Write out the following lines without changing a single character, number or bracket.
────────────────────
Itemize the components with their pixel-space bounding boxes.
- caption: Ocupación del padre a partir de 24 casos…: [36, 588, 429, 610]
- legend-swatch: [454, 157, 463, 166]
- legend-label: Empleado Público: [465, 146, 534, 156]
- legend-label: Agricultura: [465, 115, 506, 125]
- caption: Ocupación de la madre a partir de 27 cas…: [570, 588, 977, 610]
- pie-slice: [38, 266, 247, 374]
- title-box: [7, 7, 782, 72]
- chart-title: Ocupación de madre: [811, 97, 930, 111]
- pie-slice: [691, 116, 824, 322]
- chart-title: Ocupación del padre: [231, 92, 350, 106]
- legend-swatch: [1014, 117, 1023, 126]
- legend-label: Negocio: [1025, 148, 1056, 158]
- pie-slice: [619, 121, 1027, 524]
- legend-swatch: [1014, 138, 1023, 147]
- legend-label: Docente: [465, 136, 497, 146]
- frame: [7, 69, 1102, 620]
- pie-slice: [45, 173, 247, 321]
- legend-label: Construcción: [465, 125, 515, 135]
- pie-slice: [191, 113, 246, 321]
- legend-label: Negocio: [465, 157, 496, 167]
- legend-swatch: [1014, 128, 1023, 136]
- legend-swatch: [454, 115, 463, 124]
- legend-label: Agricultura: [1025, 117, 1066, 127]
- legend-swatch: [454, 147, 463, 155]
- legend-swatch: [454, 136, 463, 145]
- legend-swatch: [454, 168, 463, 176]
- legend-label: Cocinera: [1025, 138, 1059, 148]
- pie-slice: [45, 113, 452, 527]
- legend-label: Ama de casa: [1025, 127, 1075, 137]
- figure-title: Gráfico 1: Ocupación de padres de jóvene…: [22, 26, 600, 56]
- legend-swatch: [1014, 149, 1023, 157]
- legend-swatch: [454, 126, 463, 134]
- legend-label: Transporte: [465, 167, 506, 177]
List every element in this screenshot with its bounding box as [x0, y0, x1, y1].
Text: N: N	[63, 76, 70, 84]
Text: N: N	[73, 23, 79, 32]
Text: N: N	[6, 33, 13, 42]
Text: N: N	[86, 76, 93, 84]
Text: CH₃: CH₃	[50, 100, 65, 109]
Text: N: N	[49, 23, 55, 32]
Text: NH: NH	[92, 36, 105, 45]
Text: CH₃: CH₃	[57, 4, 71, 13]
────────────────────
- [Response to this task]:
Itemize the components with their pixel-space bounding boxes.
- caption: Ocupación del padre a partir de 24 casos…: [36, 588, 429, 610]
- legend-swatch: [454, 157, 463, 166]
- legend-label: Empleado Público: [465, 146, 534, 156]
- legend-label: Agricultura: [465, 115, 506, 125]
- caption: Ocupación de la madre a partir de 27 cas…: [570, 588, 977, 610]
- pie-slice: [38, 266, 247, 374]
- title-box: [7, 7, 782, 72]
- chart-title: Ocupación de madre: [811, 97, 930, 111]
- pie-slice: [691, 116, 824, 322]
- chart-title: Ocupación del padre: [231, 92, 350, 106]
- legend-swatch: [1014, 117, 1023, 126]
- legend-label: Negocio: [1025, 148, 1056, 158]
- pie-slice: [619, 121, 1027, 524]
- legend-swatch: [1014, 138, 1023, 147]
- legend-label: Docente: [465, 136, 497, 146]
- frame: [7, 69, 1102, 620]
- pie-slice: [45, 173, 247, 321]
- legend-label: Construcción: [465, 125, 515, 135]
- pie-slice: [191, 113, 246, 321]
- legend-label: Negocio: [465, 157, 496, 167]
- legend-swatch: [1014, 128, 1023, 136]
- legend-swatch: [454, 115, 463, 124]
- legend-label: Agricultura: [1025, 117, 1066, 127]
- legend-swatch: [454, 147, 463, 155]
- legend-swatch: [454, 136, 463, 145]
- legend-swatch: [454, 168, 463, 176]
- legend-label: Cocinera: [1025, 138, 1059, 148]
- pie-slice: [45, 113, 452, 527]
- legend-label: Ama de casa: [1025, 127, 1075, 137]
- figure-title: Gráfico 1: Ocupación de padres de jóvene…: [22, 26, 600, 56]
- legend-swatch: [1014, 149, 1023, 157]
- legend-swatch: [454, 126, 463, 134]
- legend-label: Transporte: [465, 167, 506, 177]
List every element in this screenshot with its bounding box as [x0, y0, x1, y1].
Text: N: N	[63, 76, 70, 84]
Text: N: N	[73, 23, 79, 32]
Text: N: N	[6, 33, 13, 42]
Text: N: N	[86, 76, 93, 84]
Text: CH₃: CH₃	[50, 100, 65, 109]
Text: N: N	[49, 23, 55, 32]
Text: NH: NH	[92, 36, 105, 45]
Text: CH₃: CH₃	[57, 4, 71, 13]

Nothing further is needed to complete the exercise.